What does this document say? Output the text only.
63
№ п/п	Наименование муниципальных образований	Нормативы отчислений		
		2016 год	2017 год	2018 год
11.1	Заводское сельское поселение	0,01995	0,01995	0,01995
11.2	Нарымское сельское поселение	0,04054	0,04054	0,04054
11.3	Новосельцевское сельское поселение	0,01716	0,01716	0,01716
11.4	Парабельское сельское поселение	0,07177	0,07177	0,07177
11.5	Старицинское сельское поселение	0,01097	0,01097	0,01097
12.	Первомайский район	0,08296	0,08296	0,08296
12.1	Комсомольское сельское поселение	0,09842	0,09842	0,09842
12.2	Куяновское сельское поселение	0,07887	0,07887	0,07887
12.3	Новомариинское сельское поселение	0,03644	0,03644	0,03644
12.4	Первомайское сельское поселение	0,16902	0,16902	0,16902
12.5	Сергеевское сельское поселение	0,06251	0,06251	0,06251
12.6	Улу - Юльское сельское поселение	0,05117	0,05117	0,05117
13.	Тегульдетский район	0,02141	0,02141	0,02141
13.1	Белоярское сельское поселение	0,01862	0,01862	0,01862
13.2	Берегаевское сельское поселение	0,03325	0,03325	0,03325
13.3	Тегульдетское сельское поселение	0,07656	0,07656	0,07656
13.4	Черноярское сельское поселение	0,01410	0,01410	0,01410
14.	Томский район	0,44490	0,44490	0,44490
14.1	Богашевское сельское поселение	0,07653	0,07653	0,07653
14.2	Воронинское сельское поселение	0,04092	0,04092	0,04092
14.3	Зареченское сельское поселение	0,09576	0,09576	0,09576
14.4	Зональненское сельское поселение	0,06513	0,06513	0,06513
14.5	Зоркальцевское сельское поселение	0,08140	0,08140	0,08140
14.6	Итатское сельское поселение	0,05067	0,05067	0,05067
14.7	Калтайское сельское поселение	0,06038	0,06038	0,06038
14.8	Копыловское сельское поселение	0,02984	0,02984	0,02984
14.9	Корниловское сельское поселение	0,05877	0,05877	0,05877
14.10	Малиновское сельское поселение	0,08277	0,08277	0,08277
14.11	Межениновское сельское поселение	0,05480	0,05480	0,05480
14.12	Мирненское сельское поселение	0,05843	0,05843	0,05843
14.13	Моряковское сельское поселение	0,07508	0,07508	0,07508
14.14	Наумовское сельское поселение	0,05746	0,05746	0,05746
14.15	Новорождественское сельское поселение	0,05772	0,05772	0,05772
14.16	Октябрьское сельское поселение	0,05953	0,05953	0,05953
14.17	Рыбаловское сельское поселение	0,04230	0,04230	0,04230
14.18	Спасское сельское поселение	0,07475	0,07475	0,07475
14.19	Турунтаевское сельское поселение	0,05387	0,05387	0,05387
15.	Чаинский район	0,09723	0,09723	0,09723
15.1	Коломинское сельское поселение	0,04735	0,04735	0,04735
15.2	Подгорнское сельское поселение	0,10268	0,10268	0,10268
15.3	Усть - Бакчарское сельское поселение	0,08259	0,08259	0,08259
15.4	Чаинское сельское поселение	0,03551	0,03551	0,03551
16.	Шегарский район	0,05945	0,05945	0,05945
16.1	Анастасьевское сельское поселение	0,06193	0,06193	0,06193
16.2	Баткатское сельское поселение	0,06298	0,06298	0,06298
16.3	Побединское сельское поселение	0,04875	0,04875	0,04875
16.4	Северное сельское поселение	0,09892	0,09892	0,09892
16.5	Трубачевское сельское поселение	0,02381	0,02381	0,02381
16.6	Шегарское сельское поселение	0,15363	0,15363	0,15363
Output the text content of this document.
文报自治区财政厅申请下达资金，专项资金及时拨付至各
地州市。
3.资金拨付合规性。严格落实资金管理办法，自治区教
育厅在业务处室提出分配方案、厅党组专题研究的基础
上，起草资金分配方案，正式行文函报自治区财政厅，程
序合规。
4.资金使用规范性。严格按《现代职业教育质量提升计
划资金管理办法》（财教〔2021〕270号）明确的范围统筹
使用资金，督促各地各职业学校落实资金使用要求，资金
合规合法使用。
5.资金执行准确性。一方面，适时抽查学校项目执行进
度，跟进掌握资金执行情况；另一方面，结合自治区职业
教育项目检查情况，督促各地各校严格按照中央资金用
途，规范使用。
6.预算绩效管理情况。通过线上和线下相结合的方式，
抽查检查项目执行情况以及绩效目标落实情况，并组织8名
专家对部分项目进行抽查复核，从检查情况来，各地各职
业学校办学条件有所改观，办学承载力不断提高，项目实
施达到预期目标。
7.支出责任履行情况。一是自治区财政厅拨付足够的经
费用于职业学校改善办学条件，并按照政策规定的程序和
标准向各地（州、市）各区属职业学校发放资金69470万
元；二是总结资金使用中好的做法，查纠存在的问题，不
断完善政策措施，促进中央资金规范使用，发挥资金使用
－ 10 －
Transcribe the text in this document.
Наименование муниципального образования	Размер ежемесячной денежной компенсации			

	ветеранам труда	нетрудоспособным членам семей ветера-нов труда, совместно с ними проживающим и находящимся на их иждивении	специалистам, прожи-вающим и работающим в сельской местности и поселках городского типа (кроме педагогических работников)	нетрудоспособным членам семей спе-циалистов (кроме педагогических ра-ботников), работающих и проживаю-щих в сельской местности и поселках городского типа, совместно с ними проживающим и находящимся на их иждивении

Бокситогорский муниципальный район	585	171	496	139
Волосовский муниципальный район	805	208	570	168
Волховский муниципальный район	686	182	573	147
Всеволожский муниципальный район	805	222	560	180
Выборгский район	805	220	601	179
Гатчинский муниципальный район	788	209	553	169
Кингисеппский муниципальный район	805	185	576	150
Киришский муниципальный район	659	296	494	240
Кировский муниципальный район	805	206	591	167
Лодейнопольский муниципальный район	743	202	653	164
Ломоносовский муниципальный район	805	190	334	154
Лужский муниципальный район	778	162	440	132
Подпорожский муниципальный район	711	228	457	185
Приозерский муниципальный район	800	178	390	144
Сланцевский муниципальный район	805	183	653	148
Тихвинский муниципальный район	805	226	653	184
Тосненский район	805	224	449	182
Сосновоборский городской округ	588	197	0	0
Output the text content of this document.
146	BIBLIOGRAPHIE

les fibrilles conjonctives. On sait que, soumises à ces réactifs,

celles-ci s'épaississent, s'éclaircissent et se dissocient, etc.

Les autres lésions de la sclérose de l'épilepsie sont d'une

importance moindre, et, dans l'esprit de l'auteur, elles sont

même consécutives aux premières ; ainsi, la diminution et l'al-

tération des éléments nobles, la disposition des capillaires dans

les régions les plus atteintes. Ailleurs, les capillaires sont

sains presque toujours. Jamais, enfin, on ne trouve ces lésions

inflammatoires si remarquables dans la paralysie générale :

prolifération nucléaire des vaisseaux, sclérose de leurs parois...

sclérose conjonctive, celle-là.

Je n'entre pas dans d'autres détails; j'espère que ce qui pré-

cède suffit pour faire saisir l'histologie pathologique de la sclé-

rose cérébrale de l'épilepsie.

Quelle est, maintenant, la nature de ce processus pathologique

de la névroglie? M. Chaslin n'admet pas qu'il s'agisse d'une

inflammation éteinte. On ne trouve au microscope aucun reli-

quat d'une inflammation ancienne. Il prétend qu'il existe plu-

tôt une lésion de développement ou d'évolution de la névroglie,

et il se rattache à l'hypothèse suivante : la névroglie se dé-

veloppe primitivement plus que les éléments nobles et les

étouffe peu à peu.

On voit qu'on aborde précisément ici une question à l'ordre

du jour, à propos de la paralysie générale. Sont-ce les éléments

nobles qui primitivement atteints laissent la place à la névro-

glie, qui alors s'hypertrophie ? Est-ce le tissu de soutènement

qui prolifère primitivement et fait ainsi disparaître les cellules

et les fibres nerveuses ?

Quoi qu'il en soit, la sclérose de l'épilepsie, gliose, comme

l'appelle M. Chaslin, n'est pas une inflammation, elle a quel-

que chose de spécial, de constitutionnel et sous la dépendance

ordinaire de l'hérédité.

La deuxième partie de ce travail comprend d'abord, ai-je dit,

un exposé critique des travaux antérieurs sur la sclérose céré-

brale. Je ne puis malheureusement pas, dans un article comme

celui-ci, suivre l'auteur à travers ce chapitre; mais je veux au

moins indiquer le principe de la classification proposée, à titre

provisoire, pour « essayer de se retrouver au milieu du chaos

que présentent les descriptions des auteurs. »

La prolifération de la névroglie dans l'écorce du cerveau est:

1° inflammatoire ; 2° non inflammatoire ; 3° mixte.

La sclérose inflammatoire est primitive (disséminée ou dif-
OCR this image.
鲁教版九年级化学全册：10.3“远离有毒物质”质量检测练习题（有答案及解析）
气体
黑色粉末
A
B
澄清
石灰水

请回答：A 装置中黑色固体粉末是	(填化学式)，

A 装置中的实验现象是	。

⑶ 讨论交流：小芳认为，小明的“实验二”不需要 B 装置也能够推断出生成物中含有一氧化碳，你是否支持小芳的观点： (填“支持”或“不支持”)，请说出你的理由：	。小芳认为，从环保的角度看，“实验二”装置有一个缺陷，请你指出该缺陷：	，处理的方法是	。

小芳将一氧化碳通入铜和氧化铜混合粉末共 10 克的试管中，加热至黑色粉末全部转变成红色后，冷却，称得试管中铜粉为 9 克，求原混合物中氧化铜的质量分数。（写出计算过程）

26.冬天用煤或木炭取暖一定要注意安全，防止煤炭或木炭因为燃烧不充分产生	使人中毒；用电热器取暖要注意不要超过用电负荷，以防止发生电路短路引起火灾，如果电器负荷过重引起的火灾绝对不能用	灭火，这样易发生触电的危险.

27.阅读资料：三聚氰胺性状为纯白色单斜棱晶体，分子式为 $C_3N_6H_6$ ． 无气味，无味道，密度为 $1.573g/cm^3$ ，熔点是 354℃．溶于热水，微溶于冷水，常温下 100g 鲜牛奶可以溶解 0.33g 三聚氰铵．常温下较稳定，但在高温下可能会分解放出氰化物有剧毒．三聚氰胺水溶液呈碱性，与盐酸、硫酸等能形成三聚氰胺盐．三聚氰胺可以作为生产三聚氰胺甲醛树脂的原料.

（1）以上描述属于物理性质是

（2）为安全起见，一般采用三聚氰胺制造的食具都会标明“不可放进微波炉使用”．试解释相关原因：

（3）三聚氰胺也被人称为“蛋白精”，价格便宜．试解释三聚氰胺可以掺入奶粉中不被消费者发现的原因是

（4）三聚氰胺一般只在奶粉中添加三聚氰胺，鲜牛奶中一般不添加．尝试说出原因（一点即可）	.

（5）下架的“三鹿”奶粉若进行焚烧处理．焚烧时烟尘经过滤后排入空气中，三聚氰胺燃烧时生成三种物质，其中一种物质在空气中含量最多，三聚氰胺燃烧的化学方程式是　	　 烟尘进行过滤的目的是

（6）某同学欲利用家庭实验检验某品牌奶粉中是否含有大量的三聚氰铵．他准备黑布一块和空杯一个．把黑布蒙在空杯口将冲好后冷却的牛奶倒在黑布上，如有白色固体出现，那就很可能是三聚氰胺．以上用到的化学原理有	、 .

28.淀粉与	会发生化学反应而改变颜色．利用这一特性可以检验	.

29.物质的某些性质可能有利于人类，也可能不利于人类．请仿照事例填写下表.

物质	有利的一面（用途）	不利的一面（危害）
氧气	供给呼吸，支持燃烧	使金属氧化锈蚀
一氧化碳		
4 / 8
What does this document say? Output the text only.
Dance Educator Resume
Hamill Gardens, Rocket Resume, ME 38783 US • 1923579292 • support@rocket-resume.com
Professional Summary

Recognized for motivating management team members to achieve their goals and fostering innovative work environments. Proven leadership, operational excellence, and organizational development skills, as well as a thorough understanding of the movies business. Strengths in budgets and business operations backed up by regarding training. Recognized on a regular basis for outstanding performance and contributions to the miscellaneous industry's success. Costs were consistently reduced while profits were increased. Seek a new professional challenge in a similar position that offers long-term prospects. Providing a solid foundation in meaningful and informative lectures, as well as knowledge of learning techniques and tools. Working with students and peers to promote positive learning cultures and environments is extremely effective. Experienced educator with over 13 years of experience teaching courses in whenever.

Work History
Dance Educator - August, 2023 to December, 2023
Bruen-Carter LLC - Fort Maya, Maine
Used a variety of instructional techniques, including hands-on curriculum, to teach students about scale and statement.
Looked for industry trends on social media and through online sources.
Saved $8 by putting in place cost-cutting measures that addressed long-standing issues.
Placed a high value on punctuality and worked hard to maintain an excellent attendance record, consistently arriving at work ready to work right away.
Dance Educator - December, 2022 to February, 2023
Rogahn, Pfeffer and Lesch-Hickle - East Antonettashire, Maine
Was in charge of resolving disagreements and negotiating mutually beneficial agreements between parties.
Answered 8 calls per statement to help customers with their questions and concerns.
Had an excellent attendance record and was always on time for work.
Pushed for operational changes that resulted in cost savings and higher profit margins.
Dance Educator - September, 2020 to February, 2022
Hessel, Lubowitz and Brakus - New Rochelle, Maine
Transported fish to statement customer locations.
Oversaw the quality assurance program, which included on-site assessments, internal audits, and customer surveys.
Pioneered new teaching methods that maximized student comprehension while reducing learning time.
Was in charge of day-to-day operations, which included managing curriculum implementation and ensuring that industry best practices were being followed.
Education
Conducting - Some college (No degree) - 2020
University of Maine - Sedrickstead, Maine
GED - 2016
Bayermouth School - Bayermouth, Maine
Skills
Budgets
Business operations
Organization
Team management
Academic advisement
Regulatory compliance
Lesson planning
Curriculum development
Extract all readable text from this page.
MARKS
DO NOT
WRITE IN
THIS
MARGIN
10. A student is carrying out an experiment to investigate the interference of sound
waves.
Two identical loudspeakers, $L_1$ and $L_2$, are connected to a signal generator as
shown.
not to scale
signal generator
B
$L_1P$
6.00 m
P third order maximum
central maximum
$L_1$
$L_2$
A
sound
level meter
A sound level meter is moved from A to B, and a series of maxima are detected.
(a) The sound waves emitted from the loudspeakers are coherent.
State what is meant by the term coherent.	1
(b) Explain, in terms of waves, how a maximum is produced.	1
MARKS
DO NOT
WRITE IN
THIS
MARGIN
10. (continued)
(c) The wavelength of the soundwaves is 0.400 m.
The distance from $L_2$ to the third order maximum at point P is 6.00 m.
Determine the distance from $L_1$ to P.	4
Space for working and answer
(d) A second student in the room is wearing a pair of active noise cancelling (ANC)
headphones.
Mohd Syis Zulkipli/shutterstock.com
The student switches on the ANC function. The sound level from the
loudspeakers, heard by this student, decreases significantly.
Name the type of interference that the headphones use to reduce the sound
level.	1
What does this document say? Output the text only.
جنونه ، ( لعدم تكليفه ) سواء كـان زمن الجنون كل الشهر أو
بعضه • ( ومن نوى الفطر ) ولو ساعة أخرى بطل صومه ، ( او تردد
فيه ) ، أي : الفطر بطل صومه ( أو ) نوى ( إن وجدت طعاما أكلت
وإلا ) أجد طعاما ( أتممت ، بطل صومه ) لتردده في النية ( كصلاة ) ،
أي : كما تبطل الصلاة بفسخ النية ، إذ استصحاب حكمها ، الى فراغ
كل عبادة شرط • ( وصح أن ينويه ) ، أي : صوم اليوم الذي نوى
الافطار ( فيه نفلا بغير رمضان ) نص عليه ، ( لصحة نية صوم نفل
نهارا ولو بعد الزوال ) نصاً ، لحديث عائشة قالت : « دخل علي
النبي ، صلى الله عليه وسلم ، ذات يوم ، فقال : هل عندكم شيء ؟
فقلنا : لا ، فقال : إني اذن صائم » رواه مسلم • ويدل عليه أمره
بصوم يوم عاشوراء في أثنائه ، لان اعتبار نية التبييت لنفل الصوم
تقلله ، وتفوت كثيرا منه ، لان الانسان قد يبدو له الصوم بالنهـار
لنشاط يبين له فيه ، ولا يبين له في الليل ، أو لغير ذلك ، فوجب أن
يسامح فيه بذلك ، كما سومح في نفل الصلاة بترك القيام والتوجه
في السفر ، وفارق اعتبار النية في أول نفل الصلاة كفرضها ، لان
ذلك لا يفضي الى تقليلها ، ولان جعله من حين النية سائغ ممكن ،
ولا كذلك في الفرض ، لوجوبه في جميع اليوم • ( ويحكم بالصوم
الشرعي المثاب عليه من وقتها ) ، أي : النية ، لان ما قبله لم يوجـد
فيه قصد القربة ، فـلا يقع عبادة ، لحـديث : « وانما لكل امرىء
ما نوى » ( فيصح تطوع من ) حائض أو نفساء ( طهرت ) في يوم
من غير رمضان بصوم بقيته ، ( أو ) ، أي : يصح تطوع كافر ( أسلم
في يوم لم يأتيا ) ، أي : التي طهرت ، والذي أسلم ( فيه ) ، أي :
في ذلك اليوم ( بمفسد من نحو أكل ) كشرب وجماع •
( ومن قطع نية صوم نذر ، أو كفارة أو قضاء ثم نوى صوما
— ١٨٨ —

» What is asked:
Show all lines in the entries above where the string "Chaslin" appears.

» Solution for this problem:
de la névroglie? M. Chaslin n'admet pas qu'il s'agisse d'une
l'appelle M. Chaslin, n'est pas une inflammation, elle a quel-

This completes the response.